§ **GIVEN EXERCISE**:
Find the lines of data that contain the string "JSON", then list them.

§ **EXTRACTED ENTRIES**:

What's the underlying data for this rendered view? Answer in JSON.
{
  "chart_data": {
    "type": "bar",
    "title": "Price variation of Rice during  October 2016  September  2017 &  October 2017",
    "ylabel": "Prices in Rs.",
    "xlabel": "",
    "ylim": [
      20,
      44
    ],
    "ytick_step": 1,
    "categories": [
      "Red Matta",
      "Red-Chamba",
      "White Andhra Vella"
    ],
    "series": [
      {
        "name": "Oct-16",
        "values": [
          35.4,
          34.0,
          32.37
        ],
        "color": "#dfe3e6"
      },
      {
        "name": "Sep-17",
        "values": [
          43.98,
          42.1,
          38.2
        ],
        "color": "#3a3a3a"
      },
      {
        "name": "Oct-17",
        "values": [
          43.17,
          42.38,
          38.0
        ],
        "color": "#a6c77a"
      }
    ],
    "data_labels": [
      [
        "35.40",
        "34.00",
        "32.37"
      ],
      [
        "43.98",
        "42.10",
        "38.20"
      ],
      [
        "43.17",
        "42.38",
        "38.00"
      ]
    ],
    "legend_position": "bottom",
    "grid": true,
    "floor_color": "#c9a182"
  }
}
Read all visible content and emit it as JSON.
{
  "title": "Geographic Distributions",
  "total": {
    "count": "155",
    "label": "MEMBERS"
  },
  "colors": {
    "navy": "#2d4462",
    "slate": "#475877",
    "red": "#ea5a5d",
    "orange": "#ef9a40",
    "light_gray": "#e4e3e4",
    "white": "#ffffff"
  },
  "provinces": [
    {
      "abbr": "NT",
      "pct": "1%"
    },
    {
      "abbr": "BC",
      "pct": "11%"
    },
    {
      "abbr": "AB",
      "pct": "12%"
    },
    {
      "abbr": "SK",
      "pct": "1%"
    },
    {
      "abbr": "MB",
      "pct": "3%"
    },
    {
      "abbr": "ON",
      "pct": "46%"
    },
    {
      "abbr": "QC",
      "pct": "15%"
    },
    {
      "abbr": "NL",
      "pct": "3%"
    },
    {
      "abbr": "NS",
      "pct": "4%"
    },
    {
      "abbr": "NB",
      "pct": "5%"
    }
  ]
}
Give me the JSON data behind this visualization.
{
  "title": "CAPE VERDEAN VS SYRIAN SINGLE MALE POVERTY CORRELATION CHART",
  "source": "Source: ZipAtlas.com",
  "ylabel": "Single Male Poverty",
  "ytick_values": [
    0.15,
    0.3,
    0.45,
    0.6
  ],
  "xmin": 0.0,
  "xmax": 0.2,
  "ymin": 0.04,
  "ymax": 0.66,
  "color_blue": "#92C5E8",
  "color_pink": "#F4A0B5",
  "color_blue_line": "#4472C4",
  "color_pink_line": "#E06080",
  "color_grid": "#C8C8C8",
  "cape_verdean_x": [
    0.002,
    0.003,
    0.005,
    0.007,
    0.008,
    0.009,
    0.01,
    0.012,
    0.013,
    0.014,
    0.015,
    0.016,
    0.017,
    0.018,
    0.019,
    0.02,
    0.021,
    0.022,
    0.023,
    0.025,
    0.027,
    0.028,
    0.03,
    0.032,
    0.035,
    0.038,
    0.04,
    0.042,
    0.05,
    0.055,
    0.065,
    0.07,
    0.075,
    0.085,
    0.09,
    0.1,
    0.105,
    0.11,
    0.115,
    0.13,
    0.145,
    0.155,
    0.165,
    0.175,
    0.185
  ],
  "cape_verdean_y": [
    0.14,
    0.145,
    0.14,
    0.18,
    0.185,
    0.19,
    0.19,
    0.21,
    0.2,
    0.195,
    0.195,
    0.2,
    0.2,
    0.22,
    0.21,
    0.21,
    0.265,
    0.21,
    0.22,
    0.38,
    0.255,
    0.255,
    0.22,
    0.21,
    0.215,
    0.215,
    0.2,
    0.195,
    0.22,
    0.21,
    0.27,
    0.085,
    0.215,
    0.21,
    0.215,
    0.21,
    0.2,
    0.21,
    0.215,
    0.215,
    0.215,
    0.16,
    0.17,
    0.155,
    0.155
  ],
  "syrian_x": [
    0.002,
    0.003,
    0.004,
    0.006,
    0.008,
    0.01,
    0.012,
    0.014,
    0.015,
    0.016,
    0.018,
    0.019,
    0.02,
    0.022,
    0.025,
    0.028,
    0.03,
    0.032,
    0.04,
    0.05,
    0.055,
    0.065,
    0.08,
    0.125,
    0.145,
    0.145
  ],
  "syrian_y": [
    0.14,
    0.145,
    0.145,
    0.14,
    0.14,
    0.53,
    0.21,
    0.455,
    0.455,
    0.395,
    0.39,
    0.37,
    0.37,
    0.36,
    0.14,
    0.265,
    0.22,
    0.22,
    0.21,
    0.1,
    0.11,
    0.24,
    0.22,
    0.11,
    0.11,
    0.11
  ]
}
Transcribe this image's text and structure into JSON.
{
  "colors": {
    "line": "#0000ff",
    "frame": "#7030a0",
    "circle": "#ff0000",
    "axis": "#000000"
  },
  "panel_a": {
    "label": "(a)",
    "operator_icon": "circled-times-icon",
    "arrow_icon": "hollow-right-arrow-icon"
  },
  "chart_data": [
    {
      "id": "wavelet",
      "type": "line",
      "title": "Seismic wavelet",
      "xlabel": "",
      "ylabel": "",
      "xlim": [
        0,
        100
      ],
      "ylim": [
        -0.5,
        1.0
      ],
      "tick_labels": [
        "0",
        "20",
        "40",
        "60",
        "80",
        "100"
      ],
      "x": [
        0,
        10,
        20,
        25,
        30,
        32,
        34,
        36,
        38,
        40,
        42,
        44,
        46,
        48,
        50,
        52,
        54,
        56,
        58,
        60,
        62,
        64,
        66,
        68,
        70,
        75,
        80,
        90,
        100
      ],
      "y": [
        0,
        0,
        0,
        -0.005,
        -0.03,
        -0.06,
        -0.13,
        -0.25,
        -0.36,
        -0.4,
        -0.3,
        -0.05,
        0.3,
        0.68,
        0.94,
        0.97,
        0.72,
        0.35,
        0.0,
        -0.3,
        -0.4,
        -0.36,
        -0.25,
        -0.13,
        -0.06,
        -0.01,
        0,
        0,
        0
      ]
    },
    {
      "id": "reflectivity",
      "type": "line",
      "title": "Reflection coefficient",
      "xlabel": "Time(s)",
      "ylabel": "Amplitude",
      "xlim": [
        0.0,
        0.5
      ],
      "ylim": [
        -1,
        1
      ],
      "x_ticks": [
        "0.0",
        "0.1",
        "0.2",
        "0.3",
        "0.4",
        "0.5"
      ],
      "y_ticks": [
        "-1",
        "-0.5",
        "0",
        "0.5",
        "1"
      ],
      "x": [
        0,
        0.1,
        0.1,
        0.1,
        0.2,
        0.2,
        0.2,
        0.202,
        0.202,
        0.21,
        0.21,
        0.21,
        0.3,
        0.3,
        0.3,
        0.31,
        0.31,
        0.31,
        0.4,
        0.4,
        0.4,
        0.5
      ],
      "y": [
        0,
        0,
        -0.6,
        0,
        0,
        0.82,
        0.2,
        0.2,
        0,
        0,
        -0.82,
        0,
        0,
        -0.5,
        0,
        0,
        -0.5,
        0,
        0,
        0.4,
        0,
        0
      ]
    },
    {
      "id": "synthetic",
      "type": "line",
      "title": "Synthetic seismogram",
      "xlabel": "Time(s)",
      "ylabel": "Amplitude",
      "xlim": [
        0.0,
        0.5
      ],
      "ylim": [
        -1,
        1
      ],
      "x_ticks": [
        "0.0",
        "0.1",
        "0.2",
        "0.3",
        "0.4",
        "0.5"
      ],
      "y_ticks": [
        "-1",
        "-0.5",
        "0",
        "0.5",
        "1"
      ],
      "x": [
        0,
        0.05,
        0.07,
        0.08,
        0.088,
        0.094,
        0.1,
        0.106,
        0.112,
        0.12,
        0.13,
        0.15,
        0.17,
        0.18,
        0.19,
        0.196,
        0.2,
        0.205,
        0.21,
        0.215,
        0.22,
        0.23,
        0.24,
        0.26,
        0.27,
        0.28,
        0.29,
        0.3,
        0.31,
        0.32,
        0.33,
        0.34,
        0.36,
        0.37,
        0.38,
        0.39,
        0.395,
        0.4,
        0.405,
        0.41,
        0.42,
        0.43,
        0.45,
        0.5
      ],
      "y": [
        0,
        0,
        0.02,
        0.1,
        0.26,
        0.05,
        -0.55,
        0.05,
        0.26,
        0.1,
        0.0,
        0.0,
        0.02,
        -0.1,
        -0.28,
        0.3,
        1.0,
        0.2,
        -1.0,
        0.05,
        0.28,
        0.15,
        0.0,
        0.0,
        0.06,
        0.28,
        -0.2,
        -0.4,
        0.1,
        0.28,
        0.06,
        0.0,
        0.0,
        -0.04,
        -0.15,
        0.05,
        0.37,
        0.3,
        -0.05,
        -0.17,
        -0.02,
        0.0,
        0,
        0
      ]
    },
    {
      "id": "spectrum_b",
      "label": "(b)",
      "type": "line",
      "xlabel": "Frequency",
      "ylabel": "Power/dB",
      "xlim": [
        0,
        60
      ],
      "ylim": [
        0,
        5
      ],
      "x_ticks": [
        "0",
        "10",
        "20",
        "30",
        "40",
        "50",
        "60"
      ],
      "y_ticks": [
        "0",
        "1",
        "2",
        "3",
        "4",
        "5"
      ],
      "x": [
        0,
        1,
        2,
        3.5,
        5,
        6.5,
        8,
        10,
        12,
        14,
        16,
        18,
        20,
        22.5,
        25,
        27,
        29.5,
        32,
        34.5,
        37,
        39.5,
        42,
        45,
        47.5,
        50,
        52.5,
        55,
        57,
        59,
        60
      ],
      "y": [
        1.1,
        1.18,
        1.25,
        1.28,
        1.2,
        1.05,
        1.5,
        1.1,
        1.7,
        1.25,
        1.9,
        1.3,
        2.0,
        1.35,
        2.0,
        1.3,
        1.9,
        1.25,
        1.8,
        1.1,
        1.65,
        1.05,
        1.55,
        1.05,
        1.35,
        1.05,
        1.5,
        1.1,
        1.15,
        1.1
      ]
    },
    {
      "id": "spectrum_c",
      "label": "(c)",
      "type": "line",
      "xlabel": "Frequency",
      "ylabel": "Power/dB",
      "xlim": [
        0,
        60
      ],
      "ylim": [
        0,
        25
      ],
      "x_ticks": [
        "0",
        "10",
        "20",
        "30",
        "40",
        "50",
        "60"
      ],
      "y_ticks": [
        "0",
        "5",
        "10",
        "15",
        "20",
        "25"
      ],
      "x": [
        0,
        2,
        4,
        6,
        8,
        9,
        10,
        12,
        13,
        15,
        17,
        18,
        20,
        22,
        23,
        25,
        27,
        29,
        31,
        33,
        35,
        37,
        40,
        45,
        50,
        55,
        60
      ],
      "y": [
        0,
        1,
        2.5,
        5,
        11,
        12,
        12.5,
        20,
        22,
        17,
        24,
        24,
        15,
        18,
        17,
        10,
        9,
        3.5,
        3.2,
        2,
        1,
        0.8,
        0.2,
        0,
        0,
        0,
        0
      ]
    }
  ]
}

§ **THE COMPLETED TASK**:
What's the underlying data for this rendered view? Answer in JSON.
Read all visible content and emit it as JSON.
Give me the JSON data behind this visualization.
Transcribe this image's text and structure into JSON.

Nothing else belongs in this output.